### The exercise
Write out each record below exactly as it appears, with no pictures.

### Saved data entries
__________
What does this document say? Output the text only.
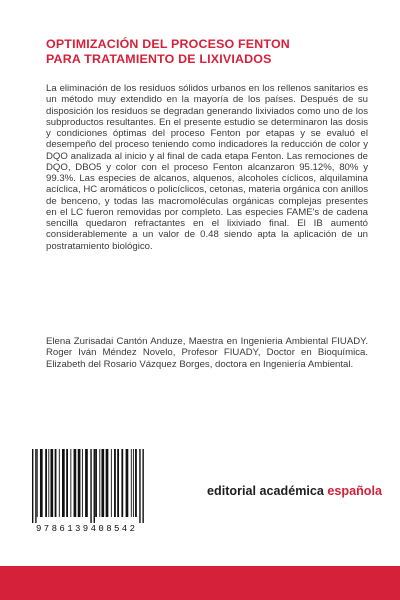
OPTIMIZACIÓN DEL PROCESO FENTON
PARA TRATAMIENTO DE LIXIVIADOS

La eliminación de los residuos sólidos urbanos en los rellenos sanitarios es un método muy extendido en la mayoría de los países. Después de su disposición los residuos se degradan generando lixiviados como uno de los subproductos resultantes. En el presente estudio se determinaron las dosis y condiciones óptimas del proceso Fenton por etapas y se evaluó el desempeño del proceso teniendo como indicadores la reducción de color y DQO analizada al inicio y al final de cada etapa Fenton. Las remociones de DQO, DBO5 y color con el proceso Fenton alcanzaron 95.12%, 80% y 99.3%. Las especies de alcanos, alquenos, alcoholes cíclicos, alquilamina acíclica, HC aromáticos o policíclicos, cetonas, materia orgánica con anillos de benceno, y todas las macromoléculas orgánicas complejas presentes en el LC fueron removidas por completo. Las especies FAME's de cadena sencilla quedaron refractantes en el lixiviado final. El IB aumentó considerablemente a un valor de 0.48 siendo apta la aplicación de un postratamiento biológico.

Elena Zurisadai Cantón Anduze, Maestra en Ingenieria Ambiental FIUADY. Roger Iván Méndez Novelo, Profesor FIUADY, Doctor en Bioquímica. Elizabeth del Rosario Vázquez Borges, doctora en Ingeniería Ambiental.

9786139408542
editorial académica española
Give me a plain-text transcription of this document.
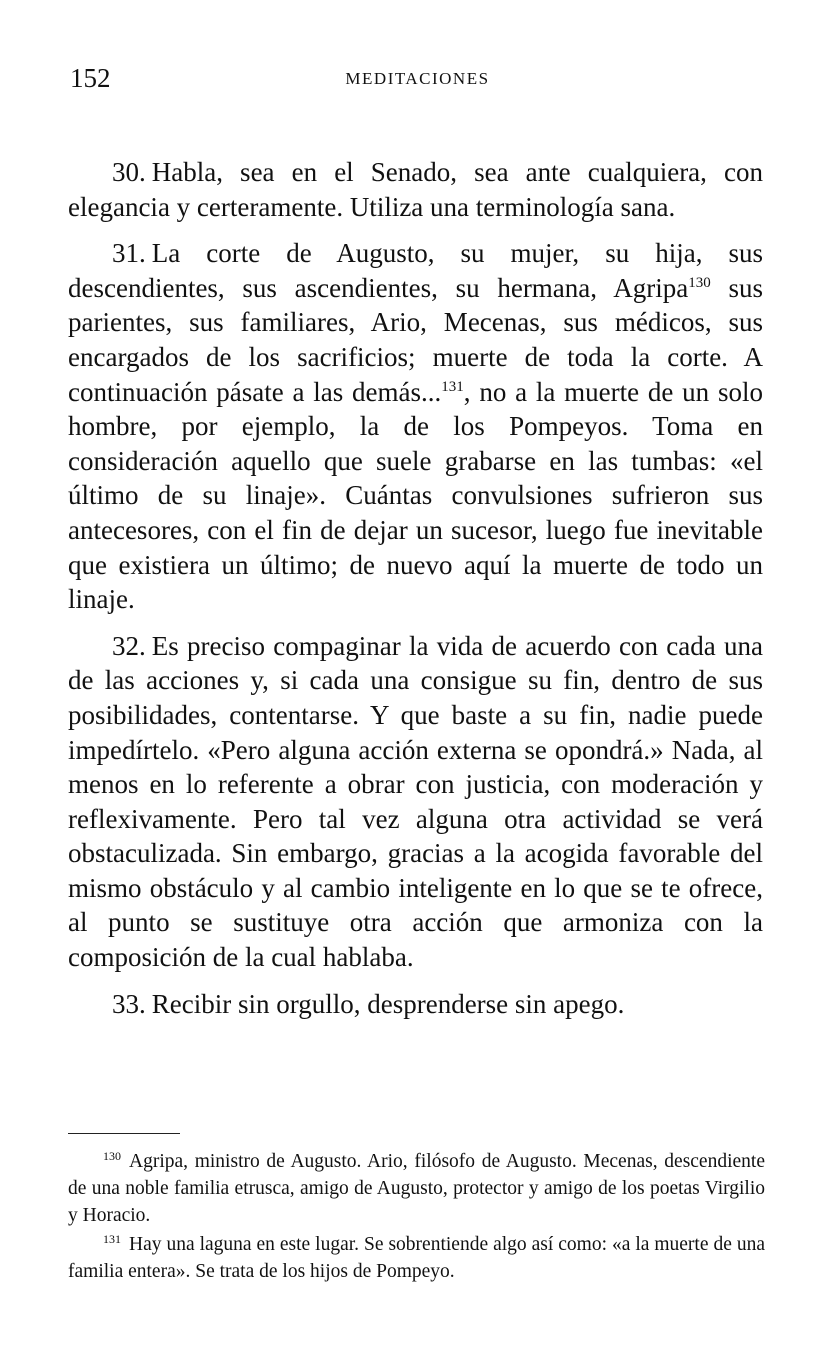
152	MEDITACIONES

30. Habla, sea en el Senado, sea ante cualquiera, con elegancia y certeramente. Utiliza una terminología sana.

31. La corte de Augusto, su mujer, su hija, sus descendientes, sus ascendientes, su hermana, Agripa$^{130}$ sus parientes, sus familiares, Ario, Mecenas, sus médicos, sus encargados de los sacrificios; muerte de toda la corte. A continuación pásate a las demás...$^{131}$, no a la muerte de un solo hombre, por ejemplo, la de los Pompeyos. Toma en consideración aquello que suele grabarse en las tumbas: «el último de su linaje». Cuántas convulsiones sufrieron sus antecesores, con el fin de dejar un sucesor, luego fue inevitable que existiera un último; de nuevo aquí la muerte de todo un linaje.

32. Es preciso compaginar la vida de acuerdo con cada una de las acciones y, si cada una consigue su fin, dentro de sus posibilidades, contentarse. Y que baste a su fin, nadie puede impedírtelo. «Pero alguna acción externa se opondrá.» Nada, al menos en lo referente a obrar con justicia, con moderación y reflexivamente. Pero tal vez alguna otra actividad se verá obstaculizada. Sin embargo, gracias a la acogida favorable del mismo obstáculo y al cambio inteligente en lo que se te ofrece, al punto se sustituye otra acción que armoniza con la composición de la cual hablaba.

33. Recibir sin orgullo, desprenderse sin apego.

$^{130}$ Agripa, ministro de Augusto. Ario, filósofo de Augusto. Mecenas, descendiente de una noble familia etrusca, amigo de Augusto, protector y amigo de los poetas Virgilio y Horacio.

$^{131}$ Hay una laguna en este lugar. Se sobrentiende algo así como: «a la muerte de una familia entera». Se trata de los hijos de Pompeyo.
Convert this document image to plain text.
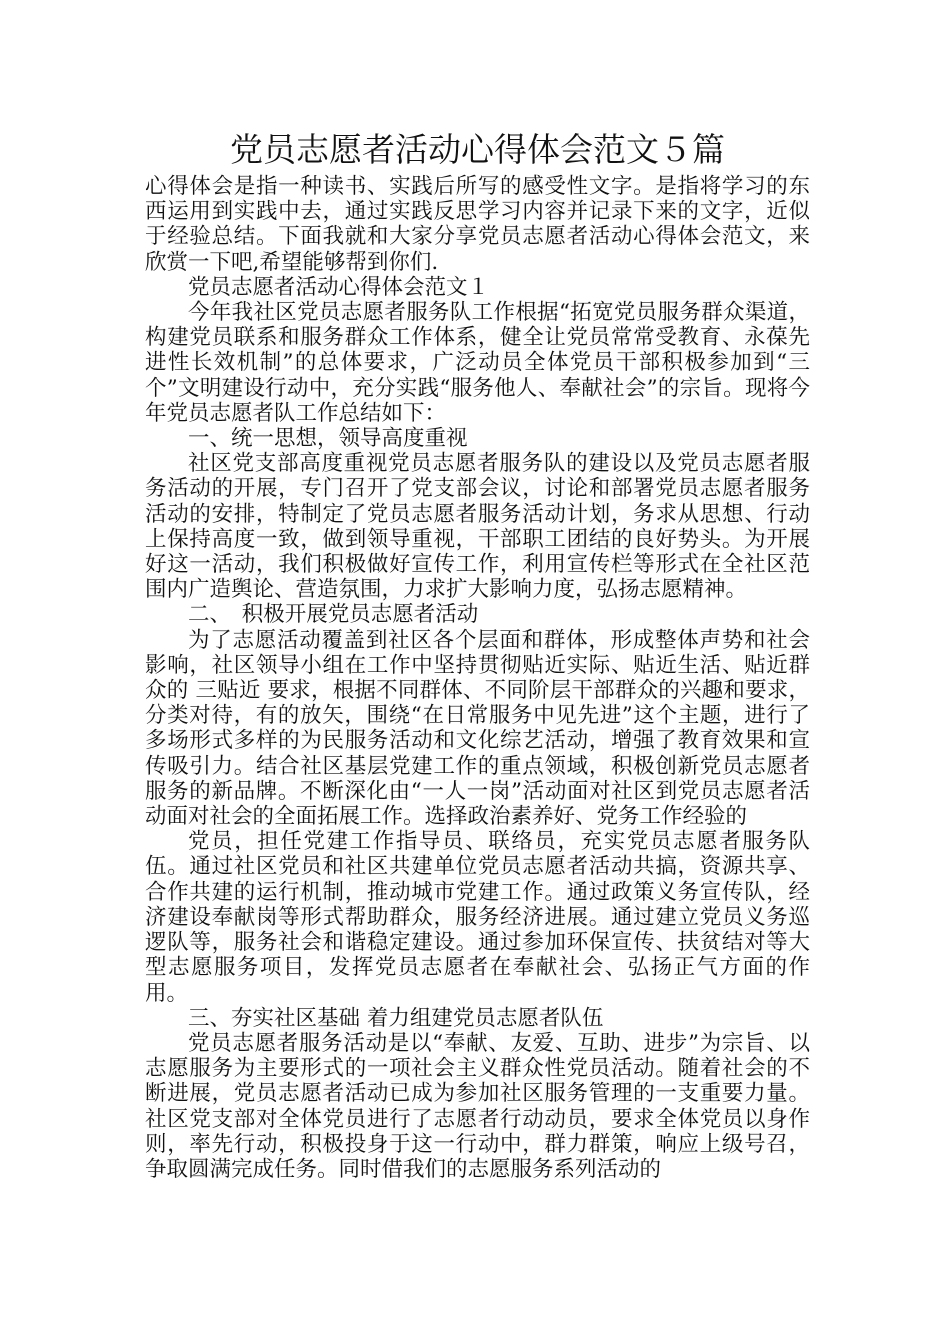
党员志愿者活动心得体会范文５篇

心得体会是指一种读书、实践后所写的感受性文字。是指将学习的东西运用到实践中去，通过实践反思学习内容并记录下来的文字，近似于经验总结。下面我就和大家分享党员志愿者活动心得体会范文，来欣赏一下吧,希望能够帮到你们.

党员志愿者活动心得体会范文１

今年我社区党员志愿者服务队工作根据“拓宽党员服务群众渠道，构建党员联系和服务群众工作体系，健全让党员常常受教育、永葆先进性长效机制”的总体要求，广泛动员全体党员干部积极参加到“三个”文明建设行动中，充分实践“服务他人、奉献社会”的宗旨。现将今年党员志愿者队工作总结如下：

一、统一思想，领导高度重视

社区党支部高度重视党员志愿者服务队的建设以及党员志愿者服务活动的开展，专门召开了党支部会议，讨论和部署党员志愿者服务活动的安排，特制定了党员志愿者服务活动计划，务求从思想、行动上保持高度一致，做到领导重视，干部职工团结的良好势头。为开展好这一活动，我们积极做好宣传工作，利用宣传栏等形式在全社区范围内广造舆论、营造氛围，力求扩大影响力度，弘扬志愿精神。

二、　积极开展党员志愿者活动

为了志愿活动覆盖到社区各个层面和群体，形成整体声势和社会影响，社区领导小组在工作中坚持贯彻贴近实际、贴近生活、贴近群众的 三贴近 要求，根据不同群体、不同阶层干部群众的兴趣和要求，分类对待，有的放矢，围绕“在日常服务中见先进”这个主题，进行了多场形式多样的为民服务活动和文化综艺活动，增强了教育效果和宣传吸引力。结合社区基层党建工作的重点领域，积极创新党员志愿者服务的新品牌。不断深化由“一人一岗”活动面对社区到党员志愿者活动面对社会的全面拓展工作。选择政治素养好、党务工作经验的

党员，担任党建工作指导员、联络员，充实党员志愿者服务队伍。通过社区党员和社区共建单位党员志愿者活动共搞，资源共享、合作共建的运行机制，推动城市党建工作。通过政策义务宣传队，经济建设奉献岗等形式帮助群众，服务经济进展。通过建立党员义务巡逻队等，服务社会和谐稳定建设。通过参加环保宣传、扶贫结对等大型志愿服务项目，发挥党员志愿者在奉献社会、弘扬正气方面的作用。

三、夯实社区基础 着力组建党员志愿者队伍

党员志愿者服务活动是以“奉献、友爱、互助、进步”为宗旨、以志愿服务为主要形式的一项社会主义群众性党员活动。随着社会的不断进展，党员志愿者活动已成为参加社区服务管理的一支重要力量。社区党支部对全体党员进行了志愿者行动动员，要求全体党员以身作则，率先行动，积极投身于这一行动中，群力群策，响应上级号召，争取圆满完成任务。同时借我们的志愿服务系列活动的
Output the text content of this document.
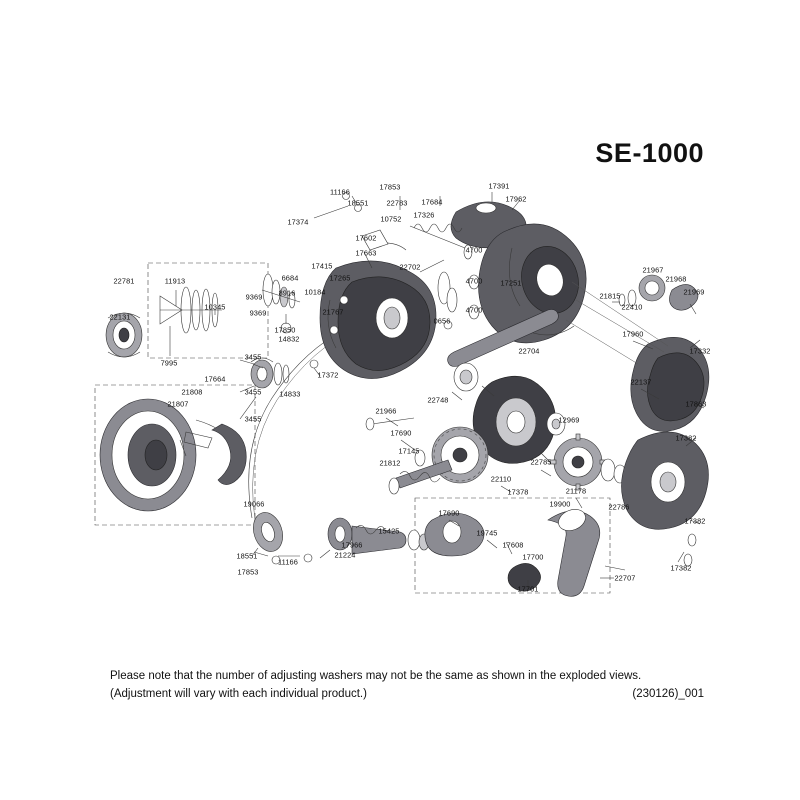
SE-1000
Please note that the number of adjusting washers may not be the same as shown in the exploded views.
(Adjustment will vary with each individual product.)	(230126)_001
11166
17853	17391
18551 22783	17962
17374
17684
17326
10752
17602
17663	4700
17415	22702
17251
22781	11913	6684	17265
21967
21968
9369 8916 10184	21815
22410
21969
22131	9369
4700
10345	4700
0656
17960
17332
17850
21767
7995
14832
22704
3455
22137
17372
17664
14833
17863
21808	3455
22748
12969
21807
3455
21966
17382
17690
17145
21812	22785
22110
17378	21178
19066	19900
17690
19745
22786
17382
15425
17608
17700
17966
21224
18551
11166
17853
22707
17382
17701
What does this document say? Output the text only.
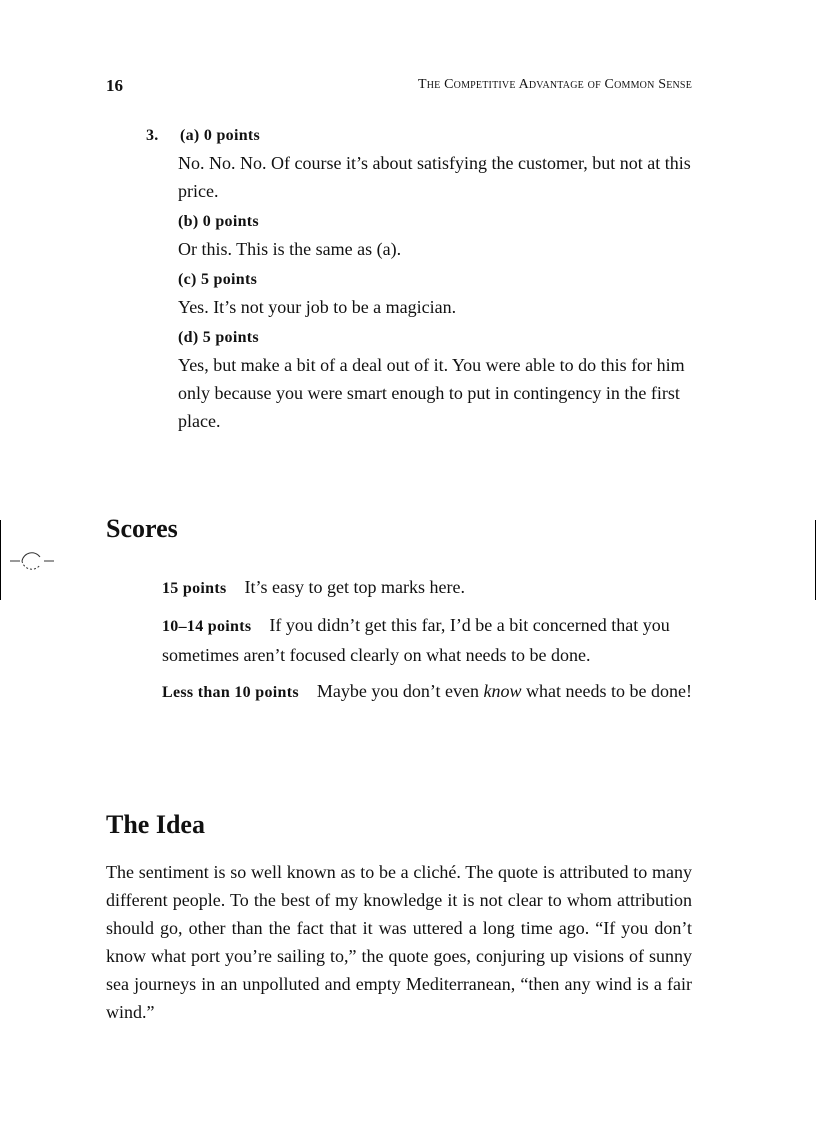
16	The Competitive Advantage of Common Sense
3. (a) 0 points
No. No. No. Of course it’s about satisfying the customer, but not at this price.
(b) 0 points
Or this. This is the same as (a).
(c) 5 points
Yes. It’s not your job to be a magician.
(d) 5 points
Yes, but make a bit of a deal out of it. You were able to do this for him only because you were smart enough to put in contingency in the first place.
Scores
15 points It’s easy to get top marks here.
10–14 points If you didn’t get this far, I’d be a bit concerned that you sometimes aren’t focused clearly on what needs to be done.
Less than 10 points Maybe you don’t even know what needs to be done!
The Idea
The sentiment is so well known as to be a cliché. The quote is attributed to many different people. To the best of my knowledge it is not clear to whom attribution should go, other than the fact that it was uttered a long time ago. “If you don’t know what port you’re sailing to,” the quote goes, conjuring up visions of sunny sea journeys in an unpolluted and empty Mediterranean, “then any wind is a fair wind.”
__________
### The completed task
What does this document say? Output the text only.
OPTIMIZACIÓN DEL PROCESO FENTON
PARA TRATAMIENTO DE LIXIVIADOS

La eliminación de los residuos sólidos urbanos en los rellenos sanitarios es un método muy extendido en la mayoría de los países. Después de su disposición los residuos se degradan generando lixiviados como uno de los subproductos resultantes. En el presente estudio se determinaron las dosis y condiciones óptimas del proceso Fenton por etapas y se evaluó el desempeño del proceso teniendo como indicadores la reducción de color y DQO analizada al inicio y al final de cada etapa Fenton. Las remociones de DQO, DBO5 y color con el proceso Fenton alcanzaron 95.12%, 80% y 99.3%. Las especies de alcanos, alquenos, alcoholes cíclicos, alquilamina acíclica, HC aromáticos o policíclicos, cetonas, materia orgánica con anillos de benceno, y todas las macromoléculas orgánicas complejas presentes en el LC fueron removidas por completo. Las especies FAME's de cadena sencilla quedaron refractantes en el lixiviado final. El IB aumentó considerablemente a un valor de 0.48 siendo apta la aplicación de un postratamiento biológico.

Elena Zurisadai Cantón Anduze, Maestra en Ingenieria Ambiental FIUADY. Roger Iván Méndez Novelo, Profesor FIUADY, Doctor en Bioquímica. Elizabeth del Rosario Vázquez Borges, doctora en Ingeniería Ambiental.

9786139408542
editorial académica española
Give me a plain-text transcription of this document.
152	MEDITACIONES

30. Habla, sea en el Senado, sea ante cualquiera, con elegancia y certeramente. Utiliza una terminología sana.

31. La corte de Augusto, su mujer, su hija, sus descendientes, sus ascendientes, su hermana, Agripa$^{130}$ sus parientes, sus familiares, Ario, Mecenas, sus médicos, sus encargados de los sacrificios; muerte de toda la corte. A continuación pásate a las demás...$^{131}$, no a la muerte de un solo hombre, por ejemplo, la de los Pompeyos. Toma en consideración aquello que suele grabarse en las tumbas: «el último de su linaje». Cuántas convulsiones sufrieron sus antecesores, con el fin de dejar un sucesor, luego fue inevitable que existiera un último; de nuevo aquí la muerte de todo un linaje.

32. Es preciso compaginar la vida de acuerdo con cada una de las acciones y, si cada una consigue su fin, dentro de sus posibilidades, contentarse. Y que baste a su fin, nadie puede impedírtelo. «Pero alguna acción externa se opondrá.» Nada, al menos en lo referente a obrar con justicia, con moderación y reflexivamente. Pero tal vez alguna otra actividad se verá obstaculizada. Sin embargo, gracias a la acogida favorable del mismo obstáculo y al cambio inteligente en lo que se te ofrece, al punto se sustituye otra acción que armoniza con la composición de la cual hablaba.

33. Recibir sin orgullo, desprenderse sin apego.

$^{130}$ Agripa, ministro de Augusto. Ario, filósofo de Augusto. Mecenas, descendiente de una noble familia etrusca, amigo de Augusto, protector y amigo de los poetas Virgilio y Horacio.

$^{131}$ Hay una laguna en este lugar. Se sobrentiende algo así como: «a la muerte de una familia entera». Se trata de los hijos de Pompeyo.
Convert this document image to plain text.
党员志愿者活动心得体会范文５篇

心得体会是指一种读书、实践后所写的感受性文字。是指将学习的东西运用到实践中去，通过实践反思学习内容并记录下来的文字，近似于经验总结。下面我就和大家分享党员志愿者活动心得体会范文，来欣赏一下吧,希望能够帮到你们.

党员志愿者活动心得体会范文１

今年我社区党员志愿者服务队工作根据“拓宽党员服务群众渠道，构建党员联系和服务群众工作体系，健全让党员常常受教育、永葆先进性长效机制”的总体要求，广泛动员全体党员干部积极参加到“三个”文明建设行动中，充分实践“服务他人、奉献社会”的宗旨。现将今年党员志愿者队工作总结如下：

一、统一思想，领导高度重视

社区党支部高度重视党员志愿者服务队的建设以及党员志愿者服务活动的开展，专门召开了党支部会议，讨论和部署党员志愿者服务活动的安排，特制定了党员志愿者服务活动计划，务求从思想、行动上保持高度一致，做到领导重视，干部职工团结的良好势头。为开展好这一活动，我们积极做好宣传工作，利用宣传栏等形式在全社区范围内广造舆论、营造氛围，力求扩大影响力度，弘扬志愿精神。

二、　积极开展党员志愿者活动

为了志愿活动覆盖到社区各个层面和群体，形成整体声势和社会影响，社区领导小组在工作中坚持贯彻贴近实际、贴近生活、贴近群众的 三贴近 要求，根据不同群体、不同阶层干部群众的兴趣和要求，分类对待，有的放矢，围绕“在日常服务中见先进”这个主题，进行了多场形式多样的为民服务活动和文化综艺活动，增强了教育效果和宣传吸引力。结合社区基层党建工作的重点领域，积极创新党员志愿者服务的新品牌。不断深化由“一人一岗”活动面对社区到党员志愿者活动面对社会的全面拓展工作。选择政治素养好、党务工作经验的

党员，担任党建工作指导员、联络员，充实党员志愿者服务队伍。通过社区党员和社区共建单位党员志愿者活动共搞，资源共享、合作共建的运行机制，推动城市党建工作。通过政策义务宣传队，经济建设奉献岗等形式帮助群众，服务经济进展。通过建立党员义务巡逻队等，服务社会和谐稳定建设。通过参加环保宣传、扶贫结对等大型志愿服务项目，发挥党员志愿者在奉献社会、弘扬正气方面的作用。

三、夯实社区基础 着力组建党员志愿者队伍

党员志愿者服务活动是以“奉献、友爱、互助、进步”为宗旨、以志愿服务为主要形式的一项社会主义群众性党员活动。随着社会的不断进展，党员志愿者活动已成为参加社区服务管理的一支重要力量。社区党支部对全体党员进行了志愿者行动动员，要求全体党员以身作则，率先行动，积极投身于这一行动中，群力群策，响应上级号召，争取圆满完成任务。同时借我们的志愿服务系列活动的
Output the text content of this document.
SE-1000
Please note that the number of adjusting washers may not be the same as shown in the exploded views.
(Adjustment will vary with each individual product.)	(230126)_001
11166
17853	17391
18551 22783	17962
17374
17684
17326
10752
17602
17663	4700
17415	22702
17251
22781	11913	6684	17265
21967
21968
9369 8916 10184	21815
22410
21969
22131	9369
4700
10345	4700
0656
17960
17332
17850
21767
7995
14832
22704
3455
22137
17372
17664
14833
17863
21808	3455
22748
12969
21807
3455
21966
17382
17690
17145
21812	22785
22110
17378	21178
19066	19900
17690
19745
22786
17382
15425
17608
17700
17966
21224
18551
11166
17853
22707
17382
17701
What does this document say? Output the text only.
16	The Competitive Advantage of Common Sense
3. (a) 0 points
No. No. No. Of course it’s about satisfying the customer, but not at this price.
(b) 0 points
Or this. This is the same as (a).
(c) 5 points
Yes. It’s not your job to be a magician.
(d) 5 points
Yes, but make a bit of a deal out of it. You were able to do this for him only because you were smart enough to put in contingency in the first place.
Scores
15 points It’s easy to get top marks here.
10–14 points If you didn’t get this far, I’d be a bit concerned that you sometimes aren’t focused clearly on what needs to be done.
Less than 10 points Maybe you don’t even know what needs to be done!
The Idea
The sentiment is so well known as to be a cliché. The quote is attributed to many different people. To the best of my knowledge it is not clear to whom attribution should go, other than the fact that it was uttered a long time ago. “If you don’t know what port you’re sailing to,” the quote goes, conjuring up visions of sunny sea journeys in an unpolluted and empty Mediterranean, “then any wind is a fair wind.”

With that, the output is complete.